What is asked> Your task is to give the data again, exactly, with every line intact.
^^^^^^^^
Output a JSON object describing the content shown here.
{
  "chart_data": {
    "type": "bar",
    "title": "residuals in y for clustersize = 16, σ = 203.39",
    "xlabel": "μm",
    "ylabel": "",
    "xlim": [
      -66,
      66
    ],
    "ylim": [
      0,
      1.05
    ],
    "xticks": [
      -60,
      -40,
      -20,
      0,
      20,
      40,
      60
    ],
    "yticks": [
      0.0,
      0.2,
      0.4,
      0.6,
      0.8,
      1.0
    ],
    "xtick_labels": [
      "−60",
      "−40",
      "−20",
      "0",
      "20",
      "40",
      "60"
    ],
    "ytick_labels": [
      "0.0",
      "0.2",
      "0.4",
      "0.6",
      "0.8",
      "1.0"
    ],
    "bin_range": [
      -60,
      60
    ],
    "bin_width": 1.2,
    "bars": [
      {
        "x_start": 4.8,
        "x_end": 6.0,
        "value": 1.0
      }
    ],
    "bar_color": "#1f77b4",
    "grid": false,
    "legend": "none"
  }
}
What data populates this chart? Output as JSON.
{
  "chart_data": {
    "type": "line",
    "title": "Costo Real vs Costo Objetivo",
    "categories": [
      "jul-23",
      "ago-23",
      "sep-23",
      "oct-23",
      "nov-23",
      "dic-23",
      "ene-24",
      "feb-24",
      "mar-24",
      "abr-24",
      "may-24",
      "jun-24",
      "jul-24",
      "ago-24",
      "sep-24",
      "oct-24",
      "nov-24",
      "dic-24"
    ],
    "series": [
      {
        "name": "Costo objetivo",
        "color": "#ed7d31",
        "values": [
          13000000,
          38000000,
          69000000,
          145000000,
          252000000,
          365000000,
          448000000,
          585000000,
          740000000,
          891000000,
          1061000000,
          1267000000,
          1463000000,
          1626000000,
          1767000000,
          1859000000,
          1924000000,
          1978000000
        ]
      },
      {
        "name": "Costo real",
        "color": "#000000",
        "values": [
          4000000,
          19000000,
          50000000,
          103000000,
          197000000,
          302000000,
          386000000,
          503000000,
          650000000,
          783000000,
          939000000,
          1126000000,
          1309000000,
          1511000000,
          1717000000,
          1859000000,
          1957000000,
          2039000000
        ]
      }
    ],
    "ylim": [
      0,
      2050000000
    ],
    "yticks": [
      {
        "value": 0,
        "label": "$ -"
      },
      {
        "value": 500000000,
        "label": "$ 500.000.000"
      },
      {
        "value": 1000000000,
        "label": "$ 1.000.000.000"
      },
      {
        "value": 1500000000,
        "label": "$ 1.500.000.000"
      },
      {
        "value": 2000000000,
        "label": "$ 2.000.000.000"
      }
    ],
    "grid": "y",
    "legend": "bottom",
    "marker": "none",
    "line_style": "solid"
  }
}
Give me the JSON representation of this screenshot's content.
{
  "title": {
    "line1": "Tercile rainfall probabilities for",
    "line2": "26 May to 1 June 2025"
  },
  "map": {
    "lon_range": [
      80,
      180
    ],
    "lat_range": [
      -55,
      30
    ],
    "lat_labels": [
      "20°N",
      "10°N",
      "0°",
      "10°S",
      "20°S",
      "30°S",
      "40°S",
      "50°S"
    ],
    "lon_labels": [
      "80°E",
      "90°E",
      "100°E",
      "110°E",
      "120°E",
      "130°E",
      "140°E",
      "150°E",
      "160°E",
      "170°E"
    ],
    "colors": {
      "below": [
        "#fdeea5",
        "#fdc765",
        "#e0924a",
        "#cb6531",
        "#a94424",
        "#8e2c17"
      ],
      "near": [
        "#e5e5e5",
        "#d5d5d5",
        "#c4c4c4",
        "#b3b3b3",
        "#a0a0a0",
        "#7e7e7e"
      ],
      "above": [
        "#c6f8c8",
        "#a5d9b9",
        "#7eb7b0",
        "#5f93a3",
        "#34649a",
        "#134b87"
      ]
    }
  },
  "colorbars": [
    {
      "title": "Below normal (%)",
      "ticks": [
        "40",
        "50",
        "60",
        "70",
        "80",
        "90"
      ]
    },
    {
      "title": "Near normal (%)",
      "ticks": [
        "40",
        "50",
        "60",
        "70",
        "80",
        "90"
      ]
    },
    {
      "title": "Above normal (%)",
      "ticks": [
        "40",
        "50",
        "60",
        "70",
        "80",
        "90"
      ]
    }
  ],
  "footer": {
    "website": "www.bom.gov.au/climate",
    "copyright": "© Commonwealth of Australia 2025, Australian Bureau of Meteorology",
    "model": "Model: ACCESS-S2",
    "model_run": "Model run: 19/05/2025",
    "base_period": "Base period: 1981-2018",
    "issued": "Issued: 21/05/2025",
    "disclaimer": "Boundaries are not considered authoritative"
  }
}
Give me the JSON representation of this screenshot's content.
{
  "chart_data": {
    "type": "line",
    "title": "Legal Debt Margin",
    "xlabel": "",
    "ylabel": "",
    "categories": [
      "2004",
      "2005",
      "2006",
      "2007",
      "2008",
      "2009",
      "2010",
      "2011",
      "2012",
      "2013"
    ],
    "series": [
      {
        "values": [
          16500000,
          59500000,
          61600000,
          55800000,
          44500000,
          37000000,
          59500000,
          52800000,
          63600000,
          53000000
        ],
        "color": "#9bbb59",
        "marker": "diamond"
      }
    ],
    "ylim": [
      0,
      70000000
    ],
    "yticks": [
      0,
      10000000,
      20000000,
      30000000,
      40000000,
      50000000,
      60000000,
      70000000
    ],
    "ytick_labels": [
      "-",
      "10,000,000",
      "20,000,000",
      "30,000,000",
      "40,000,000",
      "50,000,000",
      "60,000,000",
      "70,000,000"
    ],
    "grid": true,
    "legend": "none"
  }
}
^^^^^^^^
Task answer>
Output a JSON object describing the content shown here.
{
  "chart_data": {
    "type": "bar",
    "title": "residuals in y for clustersize = 16, σ = 203.39",
    "xlabel": "μm",
    "ylabel": "",
    "xlim": [
      -66,
      66
    ],
    "ylim": [
      0,
      1.05
    ],
    "xticks": [
      -60,
      -40,
      -20,
      0,
      20,
      40,
      60
    ],
    "yticks": [
      0.0,
      0.2,
      0.4,
      0.6,
      0.8,
      1.0
    ],
    "xtick_labels": [
      "−60",
      "−40",
      "−20",
      "0",
      "20",
      "40",
      "60"
    ],
    "ytick_labels": [
      "0.0",
      "0.2",
      "0.4",
      "0.6",
      "0.8",
      "1.0"
    ],
    "bin_range": [
      -60,
      60
    ],
    "bin_width": 1.2,
    "bars": [
      {
        "x_start": 4.8,
        "x_end": 6.0,
        "value": 1.0
      }
    ],
    "bar_color": "#1f77b4",
    "grid": false,
    "legend": "none"
  }
}
What data populates this chart? Output as JSON.
{
  "chart_data": {
    "type": "line",
    "title": "Costo Real vs Costo Objetivo",
    "categories": [
      "jul-23",
      "ago-23",
      "sep-23",
      "oct-23",
      "nov-23",
      "dic-23",
      "ene-24",
      "feb-24",
      "mar-24",
      "abr-24",
      "may-24",
      "jun-24",
      "jul-24",
      "ago-24",
      "sep-24",
      "oct-24",
      "nov-24",
      "dic-24"
    ],
    "series": [
      {
        "name": "Costo objetivo",
        "color": "#ed7d31",
        "values": [
          13000000,
          38000000,
          69000000,
          145000000,
          252000000,
          365000000,
          448000000,
          585000000,
          740000000,
          891000000,
          1061000000,
          1267000000,
          1463000000,
          1626000000,
          1767000000,
          1859000000,
          1924000000,
          1978000000
        ]
      },
      {
        "name": "Costo real",
        "color": "#000000",
        "values": [
          4000000,
          19000000,
          50000000,
          103000000,
          197000000,
          302000000,
          386000000,
          503000000,
          650000000,
          783000000,
          939000000,
          1126000000,
          1309000000,
          1511000000,
          1717000000,
          1859000000,
          1957000000,
          2039000000
        ]
      }
    ],
    "ylim": [
      0,
      2050000000
    ],
    "yticks": [
      {
        "value": 0,
        "label": "$ -"
      },
      {
        "value": 500000000,
        "label": "$ 500.000.000"
      },
      {
        "value": 1000000000,
        "label": "$ 1.000.000.000"
      },
      {
        "value": 1500000000,
        "label": "$ 1.500.000.000"
      },
      {
        "value": 2000000000,
        "label": "$ 2.000.000.000"
      }
    ],
    "grid": "y",
    "legend": "bottom",
    "marker": "none",
    "line_style": "solid"
  }
}
Give me the JSON representation of this screenshot's content.
{
  "title": {
    "line1": "Tercile rainfall probabilities for",
    "line2": "26 May to 1 June 2025"
  },
  "map": {
    "lon_range": [
      80,
      180
    ],
    "lat_range": [
      -55,
      30
    ],
    "lat_labels": [
      "20°N",
      "10°N",
      "0°",
      "10°S",
      "20°S",
      "30°S",
      "40°S",
      "50°S"
    ],
    "lon_labels": [
      "80°E",
      "90°E",
      "100°E",
      "110°E",
      "120°E",
      "130°E",
      "140°E",
      "150°E",
      "160°E",
      "170°E"
    ],
    "colors": {
      "below": [
        "#fdeea5",
        "#fdc765",
        "#e0924a",
        "#cb6531",
        "#a94424",
        "#8e2c17"
      ],
      "near": [
        "#e5e5e5",
        "#d5d5d5",
        "#c4c4c4",
        "#b3b3b3",
        "#a0a0a0",
        "#7e7e7e"
      ],
      "above": [
        "#c6f8c8",
        "#a5d9b9",
        "#7eb7b0",
        "#5f93a3",
        "#34649a",
        "#134b87"
      ]
    }
  },
  "colorbars": [
    {
      "title": "Below normal (%)",
      "ticks": [
        "40",
        "50",
        "60",
        "70",
        "80",
        "90"
      ]
    },
    {
      "title": "Near normal (%)",
      "ticks": [
        "40",
        "50",
        "60",
        "70",
        "80",
        "90"
      ]
    },
    {
      "title": "Above normal (%)",
      "ticks": [
        "40",
        "50",
        "60",
        "70",
        "80",
        "90"
      ]
    }
  ],
  "footer": {
    "website": "www.bom.gov.au/climate",
    "copyright": "© Commonwealth of Australia 2025, Australian Bureau of Meteorology",
    "model": "Model: ACCESS-S2",
    "model_run": "Model run: 19/05/2025",
    "base_period": "Base period: 1981-2018",
    "issued": "Issued: 21/05/2025",
    "disclaimer": "Boundaries are not considered authoritative"
  }
}
Give me the JSON representation of this screenshot's content.
{
  "chart_data": {
    "type": "line",
    "title": "Legal Debt Margin",
    "xlabel": "",
    "ylabel": "",
    "categories": [
      "2004",
      "2005",
      "2006",
      "2007",
      "2008",
      "2009",
      "2010",
      "2011",
      "2012",
      "2013"
    ],
    "series": [
      {
        "values": [
          16500000,
          59500000,
          61600000,
          55800000,
          44500000,
          37000000,
          59500000,
          52800000,
          63600000,
          53000000
        ],
        "color": "#9bbb59",
        "marker": "diamond"
      }
    ],
    "ylim": [
      0,
      70000000
    ],
    "yticks": [
      0,
      10000000,
      20000000,
      30000000,
      40000000,
      50000000,
      60000000,
      70000000
    ],
    "ytick_labels": [
      "-",
      "10,000,000",
      "20,000,000",
      "30,000,000",
      "40,000,000",
      "50,000,000",
      "60,000,000",
      "70,000,000"
    ],
    "grid": true,
    "legend": "none"
  }
}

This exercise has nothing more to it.